Problem description. Extract all of the entries and give them again, word for word.

Provided records.
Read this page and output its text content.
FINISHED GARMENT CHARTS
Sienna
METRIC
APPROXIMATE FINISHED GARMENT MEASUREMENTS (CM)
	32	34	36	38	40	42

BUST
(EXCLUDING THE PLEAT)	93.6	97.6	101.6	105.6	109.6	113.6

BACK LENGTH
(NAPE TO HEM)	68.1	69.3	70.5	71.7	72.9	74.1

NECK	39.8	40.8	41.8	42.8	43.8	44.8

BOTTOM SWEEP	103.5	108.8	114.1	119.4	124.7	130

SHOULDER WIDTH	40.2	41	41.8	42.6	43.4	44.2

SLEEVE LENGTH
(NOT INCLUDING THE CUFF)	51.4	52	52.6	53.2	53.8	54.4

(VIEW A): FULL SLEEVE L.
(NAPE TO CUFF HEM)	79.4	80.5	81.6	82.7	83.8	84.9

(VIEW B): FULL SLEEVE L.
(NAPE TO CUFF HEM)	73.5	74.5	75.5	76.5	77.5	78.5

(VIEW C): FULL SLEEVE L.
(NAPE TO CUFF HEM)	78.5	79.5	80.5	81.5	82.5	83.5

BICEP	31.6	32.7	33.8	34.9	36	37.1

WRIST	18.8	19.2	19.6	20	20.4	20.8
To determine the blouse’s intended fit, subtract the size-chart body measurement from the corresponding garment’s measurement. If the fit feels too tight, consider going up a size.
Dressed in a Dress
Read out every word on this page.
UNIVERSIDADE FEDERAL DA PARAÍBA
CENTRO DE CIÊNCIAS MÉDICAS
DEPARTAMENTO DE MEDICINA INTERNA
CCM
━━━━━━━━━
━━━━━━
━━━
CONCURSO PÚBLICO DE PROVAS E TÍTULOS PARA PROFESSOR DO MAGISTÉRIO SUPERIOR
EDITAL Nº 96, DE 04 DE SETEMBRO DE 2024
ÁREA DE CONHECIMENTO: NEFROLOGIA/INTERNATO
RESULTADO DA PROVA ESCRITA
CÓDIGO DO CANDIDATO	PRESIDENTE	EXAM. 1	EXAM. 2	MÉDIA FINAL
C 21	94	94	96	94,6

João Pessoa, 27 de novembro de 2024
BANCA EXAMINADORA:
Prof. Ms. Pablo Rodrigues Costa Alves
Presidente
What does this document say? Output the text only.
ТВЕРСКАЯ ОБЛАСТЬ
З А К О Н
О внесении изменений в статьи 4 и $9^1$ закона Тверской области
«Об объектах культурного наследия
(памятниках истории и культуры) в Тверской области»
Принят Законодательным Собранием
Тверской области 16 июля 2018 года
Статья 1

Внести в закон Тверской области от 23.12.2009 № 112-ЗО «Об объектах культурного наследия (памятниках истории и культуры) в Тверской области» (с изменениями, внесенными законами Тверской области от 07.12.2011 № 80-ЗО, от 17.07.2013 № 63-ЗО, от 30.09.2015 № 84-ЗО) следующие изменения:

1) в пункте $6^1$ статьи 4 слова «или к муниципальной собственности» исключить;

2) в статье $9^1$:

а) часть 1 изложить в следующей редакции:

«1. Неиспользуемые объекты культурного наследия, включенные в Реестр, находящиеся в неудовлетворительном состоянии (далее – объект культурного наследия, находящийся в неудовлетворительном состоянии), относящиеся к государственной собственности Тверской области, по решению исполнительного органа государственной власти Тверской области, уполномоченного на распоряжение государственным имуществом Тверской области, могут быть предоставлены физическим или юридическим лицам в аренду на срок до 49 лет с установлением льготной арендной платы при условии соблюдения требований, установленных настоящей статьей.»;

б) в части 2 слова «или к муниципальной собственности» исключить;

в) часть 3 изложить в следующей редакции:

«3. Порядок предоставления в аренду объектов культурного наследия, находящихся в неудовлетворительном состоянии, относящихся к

Problem solution.
Read this page and output its text content.
FINISHED GARMENT CHARTS
Sienna
METRIC
APPROXIMATE FINISHED GARMENT MEASUREMENTS (CM)
	32	34	36	38	40	42

BUST
(EXCLUDING THE PLEAT)	93.6	97.6	101.6	105.6	109.6	113.6

BACK LENGTH
(NAPE TO HEM)	68.1	69.3	70.5	71.7	72.9	74.1

NECK	39.8	40.8	41.8	42.8	43.8	44.8

BOTTOM SWEEP	103.5	108.8	114.1	119.4	124.7	130

SHOULDER WIDTH	40.2	41	41.8	42.6	43.4	44.2

SLEEVE LENGTH
(NOT INCLUDING THE CUFF)	51.4	52	52.6	53.2	53.8	54.4

(VIEW A): FULL SLEEVE L.
(NAPE TO CUFF HEM)	79.4	80.5	81.6	82.7	83.8	84.9

(VIEW B): FULL SLEEVE L.
(NAPE TO CUFF HEM)	73.5	74.5	75.5	76.5	77.5	78.5

(VIEW C): FULL SLEEVE L.
(NAPE TO CUFF HEM)	78.5	79.5	80.5	81.5	82.5	83.5

BICEP	31.6	32.7	33.8	34.9	36	37.1

WRIST	18.8	19.2	19.6	20	20.4	20.8
To determine the blouse’s intended fit, subtract the size-chart body measurement from the corresponding garment’s measurement. If the fit feels too tight, consider going up a size.
Dressed in a Dress
Read out every word on this page.
UNIVERSIDADE FEDERAL DA PARAÍBA
CENTRO DE CIÊNCIAS MÉDICAS
DEPARTAMENTO DE MEDICINA INTERNA
CCM
━━━━━━━━━
━━━━━━
━━━
CONCURSO PÚBLICO DE PROVAS E TÍTULOS PARA PROFESSOR DO MAGISTÉRIO SUPERIOR
EDITAL Nº 96, DE 04 DE SETEMBRO DE 2024
ÁREA DE CONHECIMENTO: NEFROLOGIA/INTERNATO
RESULTADO DA PROVA ESCRITA
CÓDIGO DO CANDIDATO	PRESIDENTE	EXAM. 1	EXAM. 2	MÉDIA FINAL
C 21	94	94	96	94,6

João Pessoa, 27 de novembro de 2024
BANCA EXAMINADORA:
Prof. Ms. Pablo Rodrigues Costa Alves
Presidente
What does this document say? Output the text only.
ТВЕРСКАЯ ОБЛАСТЬ
З А К О Н
О внесении изменений в статьи 4 и $9^1$ закона Тверской области
«Об объектах культурного наследия
(памятниках истории и культуры) в Тверской области»
Принят Законодательным Собранием
Тверской области 16 июля 2018 года
Статья 1

Внести в закон Тверской области от 23.12.2009 № 112-ЗО «Об объектах культурного наследия (памятниках истории и культуры) в Тверской области» (с изменениями, внесенными законами Тверской области от 07.12.2011 № 80-ЗО, от 17.07.2013 № 63-ЗО, от 30.09.2015 № 84-ЗО) следующие изменения:

1) в пункте $6^1$ статьи 4 слова «или к муниципальной собственности» исключить;

2) в статье $9^1$:

а) часть 1 изложить в следующей редакции:

«1. Неиспользуемые объекты культурного наследия, включенные в Реестр, находящиеся в неудовлетворительном состоянии (далее – объект культурного наследия, находящийся в неудовлетворительном состоянии), относящиеся к государственной собственности Тверской области, по решению исполнительного органа государственной власти Тверской области, уполномоченного на распоряжение государственным имуществом Тверской области, могут быть предоставлены физическим или юридическим лицам в аренду на срок до 49 лет с установлением льготной арендной платы при условии соблюдения требований, установленных настоящей статьей.»;

б) в части 2 слова «или к муниципальной собственности» исключить;

в) часть 3 изложить в следующей редакции:

«3. Порядок предоставления в аренду объектов культурного наследия, находящихся в неудовлетворительном состоянии, относящихся к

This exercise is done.